>> Begin Listed records
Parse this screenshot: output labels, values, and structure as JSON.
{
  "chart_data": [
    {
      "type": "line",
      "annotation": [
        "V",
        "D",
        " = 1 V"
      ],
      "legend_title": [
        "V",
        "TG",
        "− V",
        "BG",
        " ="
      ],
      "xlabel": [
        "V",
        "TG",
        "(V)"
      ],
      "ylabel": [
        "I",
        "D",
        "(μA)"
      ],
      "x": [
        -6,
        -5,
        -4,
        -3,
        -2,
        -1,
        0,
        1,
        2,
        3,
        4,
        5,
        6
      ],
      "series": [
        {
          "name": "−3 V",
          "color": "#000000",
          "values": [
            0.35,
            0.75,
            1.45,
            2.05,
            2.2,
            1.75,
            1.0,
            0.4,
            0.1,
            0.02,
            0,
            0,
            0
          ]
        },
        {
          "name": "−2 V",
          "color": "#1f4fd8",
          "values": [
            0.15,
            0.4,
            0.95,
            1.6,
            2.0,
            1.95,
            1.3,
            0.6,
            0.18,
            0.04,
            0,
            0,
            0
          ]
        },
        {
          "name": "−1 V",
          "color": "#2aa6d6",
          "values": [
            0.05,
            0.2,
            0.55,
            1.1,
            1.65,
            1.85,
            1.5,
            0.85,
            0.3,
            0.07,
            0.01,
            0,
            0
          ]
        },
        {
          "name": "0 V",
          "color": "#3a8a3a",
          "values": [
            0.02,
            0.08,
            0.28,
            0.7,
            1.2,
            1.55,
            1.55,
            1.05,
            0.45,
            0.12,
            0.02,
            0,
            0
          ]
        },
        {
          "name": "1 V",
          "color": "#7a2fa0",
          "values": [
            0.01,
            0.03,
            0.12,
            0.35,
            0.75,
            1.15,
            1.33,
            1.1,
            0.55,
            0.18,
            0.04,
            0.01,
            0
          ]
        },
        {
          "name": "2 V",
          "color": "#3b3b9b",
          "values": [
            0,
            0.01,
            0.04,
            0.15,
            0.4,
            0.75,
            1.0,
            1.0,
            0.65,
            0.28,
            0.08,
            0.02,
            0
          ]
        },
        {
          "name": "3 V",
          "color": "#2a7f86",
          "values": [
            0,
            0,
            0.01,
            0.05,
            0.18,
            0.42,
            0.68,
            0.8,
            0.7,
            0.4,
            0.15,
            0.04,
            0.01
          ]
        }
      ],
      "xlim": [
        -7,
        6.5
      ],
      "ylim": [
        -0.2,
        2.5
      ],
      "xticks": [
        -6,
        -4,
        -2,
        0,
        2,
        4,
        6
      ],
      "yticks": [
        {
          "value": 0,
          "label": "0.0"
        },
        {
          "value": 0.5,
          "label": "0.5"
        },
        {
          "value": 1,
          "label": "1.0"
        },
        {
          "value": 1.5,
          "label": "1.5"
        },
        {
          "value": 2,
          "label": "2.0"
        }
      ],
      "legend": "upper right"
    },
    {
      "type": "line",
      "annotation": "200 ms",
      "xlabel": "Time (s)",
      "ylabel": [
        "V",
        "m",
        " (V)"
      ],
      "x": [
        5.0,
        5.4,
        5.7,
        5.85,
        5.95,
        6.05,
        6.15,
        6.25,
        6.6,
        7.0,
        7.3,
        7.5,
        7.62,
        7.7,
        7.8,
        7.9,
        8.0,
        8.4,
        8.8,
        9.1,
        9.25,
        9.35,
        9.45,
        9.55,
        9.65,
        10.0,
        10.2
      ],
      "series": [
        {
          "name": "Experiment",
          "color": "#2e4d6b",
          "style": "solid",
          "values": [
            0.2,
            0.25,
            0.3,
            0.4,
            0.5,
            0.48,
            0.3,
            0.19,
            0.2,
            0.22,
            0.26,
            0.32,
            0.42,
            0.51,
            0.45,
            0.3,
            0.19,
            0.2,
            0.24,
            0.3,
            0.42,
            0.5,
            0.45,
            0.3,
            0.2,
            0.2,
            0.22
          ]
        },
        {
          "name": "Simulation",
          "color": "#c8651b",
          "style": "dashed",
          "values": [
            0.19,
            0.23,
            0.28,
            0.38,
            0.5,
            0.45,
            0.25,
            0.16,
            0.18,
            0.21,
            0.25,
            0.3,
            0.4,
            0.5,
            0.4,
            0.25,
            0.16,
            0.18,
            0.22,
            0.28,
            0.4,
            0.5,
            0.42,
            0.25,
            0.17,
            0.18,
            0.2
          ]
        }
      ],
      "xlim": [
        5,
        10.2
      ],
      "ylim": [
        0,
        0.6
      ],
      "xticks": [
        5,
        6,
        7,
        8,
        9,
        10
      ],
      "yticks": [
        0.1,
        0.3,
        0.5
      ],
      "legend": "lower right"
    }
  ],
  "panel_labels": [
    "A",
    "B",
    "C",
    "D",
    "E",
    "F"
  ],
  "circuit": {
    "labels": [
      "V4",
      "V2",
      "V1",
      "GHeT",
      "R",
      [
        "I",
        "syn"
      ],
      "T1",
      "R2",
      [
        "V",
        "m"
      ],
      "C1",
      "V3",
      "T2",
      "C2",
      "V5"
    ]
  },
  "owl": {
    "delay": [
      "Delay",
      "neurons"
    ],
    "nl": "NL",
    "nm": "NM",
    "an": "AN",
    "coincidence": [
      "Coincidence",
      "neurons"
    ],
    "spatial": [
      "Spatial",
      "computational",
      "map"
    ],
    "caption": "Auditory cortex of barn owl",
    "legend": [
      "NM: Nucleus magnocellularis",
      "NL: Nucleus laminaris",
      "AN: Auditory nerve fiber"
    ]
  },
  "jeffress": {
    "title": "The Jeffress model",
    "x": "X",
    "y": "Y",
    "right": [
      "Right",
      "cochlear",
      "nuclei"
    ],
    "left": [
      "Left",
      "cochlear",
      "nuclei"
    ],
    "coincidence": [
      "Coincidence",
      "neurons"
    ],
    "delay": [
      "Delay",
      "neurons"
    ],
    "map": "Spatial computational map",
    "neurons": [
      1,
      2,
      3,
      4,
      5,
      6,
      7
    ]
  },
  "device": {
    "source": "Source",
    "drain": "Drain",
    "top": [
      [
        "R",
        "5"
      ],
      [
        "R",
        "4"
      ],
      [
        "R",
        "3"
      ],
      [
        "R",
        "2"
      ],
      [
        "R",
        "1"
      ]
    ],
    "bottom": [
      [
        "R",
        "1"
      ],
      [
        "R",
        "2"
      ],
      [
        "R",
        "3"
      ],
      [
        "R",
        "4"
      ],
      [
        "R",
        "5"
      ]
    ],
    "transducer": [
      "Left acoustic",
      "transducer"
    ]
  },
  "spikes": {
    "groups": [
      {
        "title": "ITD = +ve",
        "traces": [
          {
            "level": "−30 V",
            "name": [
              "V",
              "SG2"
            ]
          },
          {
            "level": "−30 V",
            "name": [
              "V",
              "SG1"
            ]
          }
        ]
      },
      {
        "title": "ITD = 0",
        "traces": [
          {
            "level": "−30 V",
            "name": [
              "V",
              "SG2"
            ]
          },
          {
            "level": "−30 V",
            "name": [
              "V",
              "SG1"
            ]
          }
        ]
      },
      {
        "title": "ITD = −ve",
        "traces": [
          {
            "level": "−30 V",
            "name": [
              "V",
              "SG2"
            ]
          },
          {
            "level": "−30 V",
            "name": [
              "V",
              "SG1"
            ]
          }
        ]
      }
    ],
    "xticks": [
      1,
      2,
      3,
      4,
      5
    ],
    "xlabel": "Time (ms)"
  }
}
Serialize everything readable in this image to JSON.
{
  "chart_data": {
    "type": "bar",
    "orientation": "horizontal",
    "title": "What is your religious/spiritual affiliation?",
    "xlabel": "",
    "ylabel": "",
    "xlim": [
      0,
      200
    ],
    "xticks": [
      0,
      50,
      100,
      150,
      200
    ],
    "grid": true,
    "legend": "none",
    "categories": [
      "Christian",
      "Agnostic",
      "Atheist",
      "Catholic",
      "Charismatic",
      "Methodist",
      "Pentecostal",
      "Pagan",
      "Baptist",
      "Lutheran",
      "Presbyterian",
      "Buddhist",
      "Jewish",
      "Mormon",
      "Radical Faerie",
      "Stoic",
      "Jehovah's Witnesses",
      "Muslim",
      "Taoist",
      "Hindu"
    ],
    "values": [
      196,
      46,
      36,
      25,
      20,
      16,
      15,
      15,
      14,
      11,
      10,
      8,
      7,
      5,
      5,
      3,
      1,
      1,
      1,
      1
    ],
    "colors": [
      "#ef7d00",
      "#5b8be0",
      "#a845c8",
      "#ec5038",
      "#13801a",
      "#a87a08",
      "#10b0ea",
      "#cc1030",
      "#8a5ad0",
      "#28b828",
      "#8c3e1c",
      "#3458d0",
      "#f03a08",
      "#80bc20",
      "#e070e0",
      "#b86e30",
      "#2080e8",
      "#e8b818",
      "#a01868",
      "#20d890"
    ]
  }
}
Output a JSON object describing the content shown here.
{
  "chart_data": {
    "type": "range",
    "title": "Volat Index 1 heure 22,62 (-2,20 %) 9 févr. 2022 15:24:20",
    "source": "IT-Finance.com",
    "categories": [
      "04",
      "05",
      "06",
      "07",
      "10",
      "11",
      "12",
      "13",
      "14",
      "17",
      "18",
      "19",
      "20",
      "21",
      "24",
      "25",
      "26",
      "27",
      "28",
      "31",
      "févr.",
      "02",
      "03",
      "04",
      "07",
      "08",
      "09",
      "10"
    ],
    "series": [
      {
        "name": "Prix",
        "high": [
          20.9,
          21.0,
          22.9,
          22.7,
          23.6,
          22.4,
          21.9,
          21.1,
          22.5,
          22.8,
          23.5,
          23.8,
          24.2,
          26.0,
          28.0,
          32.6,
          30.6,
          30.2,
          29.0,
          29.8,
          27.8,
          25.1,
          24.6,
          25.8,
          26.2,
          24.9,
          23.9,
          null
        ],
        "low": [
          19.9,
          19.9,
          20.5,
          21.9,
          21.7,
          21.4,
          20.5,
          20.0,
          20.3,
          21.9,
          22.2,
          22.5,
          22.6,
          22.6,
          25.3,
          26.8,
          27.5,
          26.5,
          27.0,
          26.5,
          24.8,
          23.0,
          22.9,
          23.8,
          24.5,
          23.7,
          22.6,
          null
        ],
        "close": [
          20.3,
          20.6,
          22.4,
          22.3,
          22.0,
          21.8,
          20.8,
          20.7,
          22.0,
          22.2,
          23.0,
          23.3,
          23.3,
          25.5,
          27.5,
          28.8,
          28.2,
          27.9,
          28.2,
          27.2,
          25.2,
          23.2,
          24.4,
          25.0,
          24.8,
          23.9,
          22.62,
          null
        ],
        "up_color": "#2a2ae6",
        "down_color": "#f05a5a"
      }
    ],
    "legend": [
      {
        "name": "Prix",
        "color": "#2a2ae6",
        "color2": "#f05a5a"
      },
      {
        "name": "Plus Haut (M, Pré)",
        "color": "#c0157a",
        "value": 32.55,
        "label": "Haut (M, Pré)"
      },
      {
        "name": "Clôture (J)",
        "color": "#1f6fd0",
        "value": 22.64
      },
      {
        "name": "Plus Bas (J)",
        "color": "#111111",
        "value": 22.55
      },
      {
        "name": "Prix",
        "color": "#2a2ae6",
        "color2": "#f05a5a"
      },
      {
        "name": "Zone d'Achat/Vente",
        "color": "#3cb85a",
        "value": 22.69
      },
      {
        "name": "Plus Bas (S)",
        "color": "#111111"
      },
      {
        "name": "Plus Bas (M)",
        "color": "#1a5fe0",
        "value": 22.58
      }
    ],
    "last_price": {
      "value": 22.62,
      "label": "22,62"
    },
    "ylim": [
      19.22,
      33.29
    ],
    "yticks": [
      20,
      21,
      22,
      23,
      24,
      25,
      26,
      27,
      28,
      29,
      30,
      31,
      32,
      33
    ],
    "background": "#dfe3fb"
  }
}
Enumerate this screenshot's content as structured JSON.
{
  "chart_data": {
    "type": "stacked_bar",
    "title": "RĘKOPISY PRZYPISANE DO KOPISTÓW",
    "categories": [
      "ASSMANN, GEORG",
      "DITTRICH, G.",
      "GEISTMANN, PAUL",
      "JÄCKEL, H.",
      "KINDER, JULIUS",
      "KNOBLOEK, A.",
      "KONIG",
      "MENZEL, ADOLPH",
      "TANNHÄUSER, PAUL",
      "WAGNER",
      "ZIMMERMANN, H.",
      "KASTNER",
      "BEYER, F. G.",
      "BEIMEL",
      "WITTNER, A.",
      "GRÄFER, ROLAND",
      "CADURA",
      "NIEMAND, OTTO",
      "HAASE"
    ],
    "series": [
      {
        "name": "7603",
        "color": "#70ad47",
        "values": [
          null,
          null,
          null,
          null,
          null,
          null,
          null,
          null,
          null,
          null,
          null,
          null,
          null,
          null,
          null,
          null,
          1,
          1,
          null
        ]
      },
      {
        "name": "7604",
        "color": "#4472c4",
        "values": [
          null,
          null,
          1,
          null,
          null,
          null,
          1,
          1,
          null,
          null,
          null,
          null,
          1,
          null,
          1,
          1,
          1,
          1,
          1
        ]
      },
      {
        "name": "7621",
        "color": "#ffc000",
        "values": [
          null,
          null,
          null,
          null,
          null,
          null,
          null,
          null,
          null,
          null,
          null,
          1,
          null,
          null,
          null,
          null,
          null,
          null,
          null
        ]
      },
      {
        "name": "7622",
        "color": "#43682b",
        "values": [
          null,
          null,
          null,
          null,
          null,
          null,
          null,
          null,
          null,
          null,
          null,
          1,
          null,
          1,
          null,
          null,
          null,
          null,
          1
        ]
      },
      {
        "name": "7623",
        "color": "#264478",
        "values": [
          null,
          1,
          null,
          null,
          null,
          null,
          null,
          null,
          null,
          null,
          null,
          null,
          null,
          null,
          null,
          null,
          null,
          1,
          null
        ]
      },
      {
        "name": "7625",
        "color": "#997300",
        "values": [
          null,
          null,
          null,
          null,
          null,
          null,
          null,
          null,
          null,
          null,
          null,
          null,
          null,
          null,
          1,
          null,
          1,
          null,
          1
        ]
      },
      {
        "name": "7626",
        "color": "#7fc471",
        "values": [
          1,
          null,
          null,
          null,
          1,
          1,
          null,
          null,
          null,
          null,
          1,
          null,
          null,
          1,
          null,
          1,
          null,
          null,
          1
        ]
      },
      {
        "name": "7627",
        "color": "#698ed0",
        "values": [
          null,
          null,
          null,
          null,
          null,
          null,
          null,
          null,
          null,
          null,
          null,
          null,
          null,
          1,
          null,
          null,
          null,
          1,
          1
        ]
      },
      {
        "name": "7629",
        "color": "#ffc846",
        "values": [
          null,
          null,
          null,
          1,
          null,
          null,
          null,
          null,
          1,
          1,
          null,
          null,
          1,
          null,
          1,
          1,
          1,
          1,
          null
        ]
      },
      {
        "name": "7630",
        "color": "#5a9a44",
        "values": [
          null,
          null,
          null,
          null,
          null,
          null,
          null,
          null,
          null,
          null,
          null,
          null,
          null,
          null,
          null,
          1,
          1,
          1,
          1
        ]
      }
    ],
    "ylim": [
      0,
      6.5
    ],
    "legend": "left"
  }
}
>> End Listed records
# Goal
In the lines above, locate the string "this". Copy every line where it occurs.

# Problem solution
Parse this screenshot: output labels, values, and structure as JSON.
Serialize everything readable in this image to JSON.
Enumerate this screenshot's content as structured JSON.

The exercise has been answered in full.